Dataset items
## BEGIN
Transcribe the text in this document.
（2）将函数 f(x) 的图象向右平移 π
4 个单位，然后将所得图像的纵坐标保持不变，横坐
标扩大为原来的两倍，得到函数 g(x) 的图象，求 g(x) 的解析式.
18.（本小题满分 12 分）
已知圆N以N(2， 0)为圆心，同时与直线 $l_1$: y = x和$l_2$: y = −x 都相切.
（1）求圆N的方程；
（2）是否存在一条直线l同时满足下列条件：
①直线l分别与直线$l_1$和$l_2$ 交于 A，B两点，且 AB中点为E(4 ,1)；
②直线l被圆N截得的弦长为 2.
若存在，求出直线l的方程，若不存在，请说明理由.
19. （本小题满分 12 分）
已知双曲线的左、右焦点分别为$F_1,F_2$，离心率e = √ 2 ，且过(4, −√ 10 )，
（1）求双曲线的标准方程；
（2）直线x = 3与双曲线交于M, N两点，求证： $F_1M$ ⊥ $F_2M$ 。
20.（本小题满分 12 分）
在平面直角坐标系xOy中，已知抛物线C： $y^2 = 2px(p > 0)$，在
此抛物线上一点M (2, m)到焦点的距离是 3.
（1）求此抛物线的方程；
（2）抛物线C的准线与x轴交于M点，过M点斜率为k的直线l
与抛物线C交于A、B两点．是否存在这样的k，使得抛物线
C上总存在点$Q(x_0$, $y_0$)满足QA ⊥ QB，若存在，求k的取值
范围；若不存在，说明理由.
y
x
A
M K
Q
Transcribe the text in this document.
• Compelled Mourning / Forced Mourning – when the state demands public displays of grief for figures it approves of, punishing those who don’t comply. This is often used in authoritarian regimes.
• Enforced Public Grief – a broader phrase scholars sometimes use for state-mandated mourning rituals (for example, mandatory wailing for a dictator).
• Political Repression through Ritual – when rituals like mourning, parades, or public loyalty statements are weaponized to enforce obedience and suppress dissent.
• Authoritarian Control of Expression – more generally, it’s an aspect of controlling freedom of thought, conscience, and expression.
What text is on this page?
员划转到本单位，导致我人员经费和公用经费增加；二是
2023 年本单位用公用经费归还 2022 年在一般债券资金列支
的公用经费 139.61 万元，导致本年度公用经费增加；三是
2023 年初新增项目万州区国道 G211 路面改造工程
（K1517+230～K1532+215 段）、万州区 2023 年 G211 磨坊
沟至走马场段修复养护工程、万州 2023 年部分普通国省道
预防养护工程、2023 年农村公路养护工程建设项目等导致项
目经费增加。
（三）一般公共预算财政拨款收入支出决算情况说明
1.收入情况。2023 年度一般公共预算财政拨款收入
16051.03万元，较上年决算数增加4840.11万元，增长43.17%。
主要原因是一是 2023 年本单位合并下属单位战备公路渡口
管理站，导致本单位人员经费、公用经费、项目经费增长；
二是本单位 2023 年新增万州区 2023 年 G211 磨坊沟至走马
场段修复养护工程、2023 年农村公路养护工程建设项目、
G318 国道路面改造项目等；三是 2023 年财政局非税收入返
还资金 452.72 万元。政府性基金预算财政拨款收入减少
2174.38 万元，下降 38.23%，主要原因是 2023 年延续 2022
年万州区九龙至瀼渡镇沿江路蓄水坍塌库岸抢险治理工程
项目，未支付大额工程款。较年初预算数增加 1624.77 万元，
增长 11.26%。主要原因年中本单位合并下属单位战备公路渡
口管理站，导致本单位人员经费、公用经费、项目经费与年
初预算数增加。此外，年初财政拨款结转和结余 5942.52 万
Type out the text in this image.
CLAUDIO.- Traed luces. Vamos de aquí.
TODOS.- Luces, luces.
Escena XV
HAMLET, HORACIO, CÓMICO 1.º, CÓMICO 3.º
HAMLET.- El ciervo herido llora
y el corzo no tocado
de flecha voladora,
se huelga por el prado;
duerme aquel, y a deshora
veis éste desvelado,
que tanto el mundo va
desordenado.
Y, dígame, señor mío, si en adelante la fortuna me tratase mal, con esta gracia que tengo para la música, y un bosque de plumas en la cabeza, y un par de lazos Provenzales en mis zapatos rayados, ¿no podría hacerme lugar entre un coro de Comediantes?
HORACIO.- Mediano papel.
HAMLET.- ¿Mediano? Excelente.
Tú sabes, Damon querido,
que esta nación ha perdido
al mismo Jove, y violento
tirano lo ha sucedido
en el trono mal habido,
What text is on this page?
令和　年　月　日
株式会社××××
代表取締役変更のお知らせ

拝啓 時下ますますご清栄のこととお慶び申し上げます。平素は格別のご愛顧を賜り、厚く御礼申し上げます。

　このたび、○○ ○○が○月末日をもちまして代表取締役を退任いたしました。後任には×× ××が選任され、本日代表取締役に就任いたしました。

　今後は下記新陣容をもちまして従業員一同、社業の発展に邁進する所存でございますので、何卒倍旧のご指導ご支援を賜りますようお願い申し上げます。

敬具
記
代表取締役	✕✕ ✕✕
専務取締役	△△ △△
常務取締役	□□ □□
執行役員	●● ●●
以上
## END
:: Given exercise ::
Print the records above exactly as they appear.

:: Written solution ::
Transcribe the text in this document.
（2）将函数 f(x) 的图象向右平移 π
4 个单位，然后将所得图像的纵坐标保持不变，横坐
标扩大为原来的两倍，得到函数 g(x) 的图象，求 g(x) 的解析式.
18.（本小题满分 12 分）
已知圆N以N(2， 0)为圆心，同时与直线 $l_1$: y = x和$l_2$: y = −x 都相切.
（1）求圆N的方程；
（2）是否存在一条直线l同时满足下列条件：
①直线l分别与直线$l_1$和$l_2$ 交于 A，B两点，且 AB中点为E(4 ,1)；
②直线l被圆N截得的弦长为 2.
若存在，求出直线l的方程，若不存在，请说明理由.
19. （本小题满分 12 分）
已知双曲线的左、右焦点分别为$F_1,F_2$，离心率e = √ 2 ，且过(4, −√ 10 )，
（1）求双曲线的标准方程；
（2）直线x = 3与双曲线交于M, N两点，求证： $F_1M$ ⊥ $F_2M$ 。
20.（本小题满分 12 分）
在平面直角坐标系xOy中，已知抛物线C： $y^2 = 2px(p > 0)$，在
此抛物线上一点M (2, m)到焦点的距离是 3.
（1）求此抛物线的方程；
（2）抛物线C的准线与x轴交于M点，过M点斜率为k的直线l
与抛物线C交于A、B两点．是否存在这样的k，使得抛物线
C上总存在点$Q(x_0$, $y_0$)满足QA ⊥ QB，若存在，求k的取值
范围；若不存在，说明理由.
y
x
A
M K
Q
Transcribe the text in this document.
• Compelled Mourning / Forced Mourning – when the state demands public displays of grief for figures it approves of, punishing those who don’t comply. This is often used in authoritarian regimes.
• Enforced Public Grief – a broader phrase scholars sometimes use for state-mandated mourning rituals (for example, mandatory wailing for a dictator).
• Political Repression through Ritual – when rituals like mourning, parades, or public loyalty statements are weaponized to enforce obedience and suppress dissent.
• Authoritarian Control of Expression – more generally, it’s an aspect of controlling freedom of thought, conscience, and expression.
What text is on this page?
员划转到本单位，导致我人员经费和公用经费增加；二是
2023 年本单位用公用经费归还 2022 年在一般债券资金列支
的公用经费 139.61 万元，导致本年度公用经费增加；三是
2023 年初新增项目万州区国道 G211 路面改造工程
（K1517+230～K1532+215 段）、万州区 2023 年 G211 磨坊
沟至走马场段修复养护工程、万州 2023 年部分普通国省道
预防养护工程、2023 年农村公路养护工程建设项目等导致项
目经费增加。
（三）一般公共预算财政拨款收入支出决算情况说明
1.收入情况。2023 年度一般公共预算财政拨款收入
16051.03万元，较上年决算数增加4840.11万元，增长43.17%。
主要原因是一是 2023 年本单位合并下属单位战备公路渡口
管理站，导致本单位人员经费、公用经费、项目经费增长；
二是本单位 2023 年新增万州区 2023 年 G211 磨坊沟至走马
场段修复养护工程、2023 年农村公路养护工程建设项目、
G318 国道路面改造项目等；三是 2023 年财政局非税收入返
还资金 452.72 万元。政府性基金预算财政拨款收入减少
2174.38 万元，下降 38.23%，主要原因是 2023 年延续 2022
年万州区九龙至瀼渡镇沿江路蓄水坍塌库岸抢险治理工程
项目，未支付大额工程款。较年初预算数增加 1624.77 万元，
增长 11.26%。主要原因年中本单位合并下属单位战备公路渡
口管理站，导致本单位人员经费、公用经费、项目经费与年
初预算数增加。此外，年初财政拨款结转和结余 5942.52 万
Type out the text in this image.
CLAUDIO.- Traed luces. Vamos de aquí.
TODOS.- Luces, luces.
Escena XV
HAMLET, HORACIO, CÓMICO 1.º, CÓMICO 3.º
HAMLET.- El ciervo herido llora
y el corzo no tocado
de flecha voladora,
se huelga por el prado;
duerme aquel, y a deshora
veis éste desvelado,
que tanto el mundo va
desordenado.
Y, dígame, señor mío, si en adelante la fortuna me tratase mal, con esta gracia que tengo para la música, y un bosque de plumas en la cabeza, y un par de lazos Provenzales en mis zapatos rayados, ¿no podría hacerme lugar entre un coro de Comediantes?
HORACIO.- Mediano papel.
HAMLET.- ¿Mediano? Excelente.
Tú sabes, Damon querido,
que esta nación ha perdido
al mismo Jove, y violento
tirano lo ha sucedido
en el trono mal habido,
What text is on this page?
令和　年　月　日
株式会社××××
代表取締役変更のお知らせ

拝啓 時下ますますご清栄のこととお慶び申し上げます。平素は格別のご愛顧を賜り、厚く御礼申し上げます。

　このたび、○○ ○○が○月末日をもちまして代表取締役を退任いたしました。後任には×× ××が選任され、本日代表取締役に就任いたしました。

　今後は下記新陣容をもちまして従業員一同、社業の発展に邁進する所存でございますので、何卒倍旧のご指導ご支援を賜りますようお願い申し上げます。

敬具
記
代表取締役	✕✕ ✕✕
専務取締役	△△ △△
常務取締役	□□ □□
執行役員	●● ●●
以上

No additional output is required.